* [PROMPT]:
Quote all entries in full, exactly.

-.-.-

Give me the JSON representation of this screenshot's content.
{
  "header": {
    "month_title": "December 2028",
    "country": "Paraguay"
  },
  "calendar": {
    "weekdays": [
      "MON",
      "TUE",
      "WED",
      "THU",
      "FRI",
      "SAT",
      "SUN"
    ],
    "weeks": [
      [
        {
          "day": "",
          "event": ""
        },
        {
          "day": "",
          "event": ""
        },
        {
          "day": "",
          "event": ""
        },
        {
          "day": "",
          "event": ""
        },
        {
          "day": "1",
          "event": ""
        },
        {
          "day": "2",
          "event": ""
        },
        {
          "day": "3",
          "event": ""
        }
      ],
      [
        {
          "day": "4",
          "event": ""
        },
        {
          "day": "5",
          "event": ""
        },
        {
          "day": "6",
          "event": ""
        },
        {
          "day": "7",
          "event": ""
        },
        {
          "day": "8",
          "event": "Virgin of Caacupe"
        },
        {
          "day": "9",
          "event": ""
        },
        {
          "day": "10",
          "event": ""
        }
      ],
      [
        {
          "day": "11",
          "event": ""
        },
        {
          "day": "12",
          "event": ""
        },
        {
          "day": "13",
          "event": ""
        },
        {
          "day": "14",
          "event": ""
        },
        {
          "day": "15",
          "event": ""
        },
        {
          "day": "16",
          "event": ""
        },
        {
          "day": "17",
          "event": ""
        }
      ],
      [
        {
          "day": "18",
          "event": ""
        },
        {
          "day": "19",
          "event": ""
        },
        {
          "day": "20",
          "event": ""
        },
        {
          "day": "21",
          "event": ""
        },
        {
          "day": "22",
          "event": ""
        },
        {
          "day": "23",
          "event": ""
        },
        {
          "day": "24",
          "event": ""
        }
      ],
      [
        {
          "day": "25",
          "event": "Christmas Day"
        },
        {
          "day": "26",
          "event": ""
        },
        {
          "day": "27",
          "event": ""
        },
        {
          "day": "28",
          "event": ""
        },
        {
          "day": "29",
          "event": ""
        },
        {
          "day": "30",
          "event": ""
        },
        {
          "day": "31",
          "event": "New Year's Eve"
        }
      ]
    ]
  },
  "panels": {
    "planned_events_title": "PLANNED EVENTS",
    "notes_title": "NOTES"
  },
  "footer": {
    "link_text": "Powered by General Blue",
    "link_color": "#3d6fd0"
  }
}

-.-.-

* [SOLUTION TO THIS PROBLEM]:
Give me the JSON representation of this screenshot's content.
{
  "header": {
    "month_title": "December 2028",
    "country": "Paraguay"
  },
  "calendar": {
    "weekdays": [
      "MON",
      "TUE",
      "WED",
      "THU",
      "FRI",
      "SAT",
      "SUN"
    ],
    "weeks": [
      [
        {
          "day": "",
          "event": ""
        },
        {
          "day": "",
          "event": ""
        },
        {
          "day": "",
          "event": ""
        },
        {
          "day": "",
          "event": ""
        },
        {
          "day": "1",
          "event": ""
        },
        {
          "day": "2",
          "event": ""
        },
        {
          "day": "3",
          "event": ""
        }
      ],
      [
        {
          "day": "4",
          "event": ""
        },
        {
          "day": "5",
          "event": ""
        },
        {
          "day": "6",
          "event": ""
        },
        {
          "day": "7",
          "event": ""
        },
        {
          "day": "8",
          "event": "Virgin of Caacupe"
        },
        {
          "day": "9",
          "event": ""
        },
        {
          "day": "10",
          "event": ""
        }
      ],
      [
        {
          "day": "11",
          "event": ""
        },
        {
          "day": "12",
          "event": ""
        },
        {
          "day": "13",
          "event": ""
        },
        {
          "day": "14",
          "event": ""
        },
        {
          "day": "15",
          "event": ""
        },
        {
          "day": "16",
          "event": ""
        },
        {
          "day": "17",
          "event": ""
        }
      ],
      [
        {
          "day": "18",
          "event": ""
        },
        {
          "day": "19",
          "event": ""
        },
        {
          "day": "20",
          "event": ""
        },
        {
          "day": "21",
          "event": ""
        },
        {
          "day": "22",
          "event": ""
        },
        {
          "day": "23",
          "event": ""
        },
        {
          "day": "24",
          "event": ""
        }
      ],
      [
        {
          "day": "25",
          "event": "Christmas Day"
        },
        {
          "day": "26",
          "event": ""
        },
        {
          "day": "27",
          "event": ""
        },
        {
          "day": "28",
          "event": ""
        },
        {
          "day": "29",
          "event": ""
        },
        {
          "day": "30",
          "event": ""
        },
        {
          "day": "31",
          "event": "New Year's Eve"
        }
      ]
    ]
  },
  "panels": {
    "planned_events_title": "PLANNED EVENTS",
    "notes_title": "NOTES"
  },
  "footer": {
    "link_text": "Powered by General Blue",
    "link_color": "#3d6fd0"
  }
}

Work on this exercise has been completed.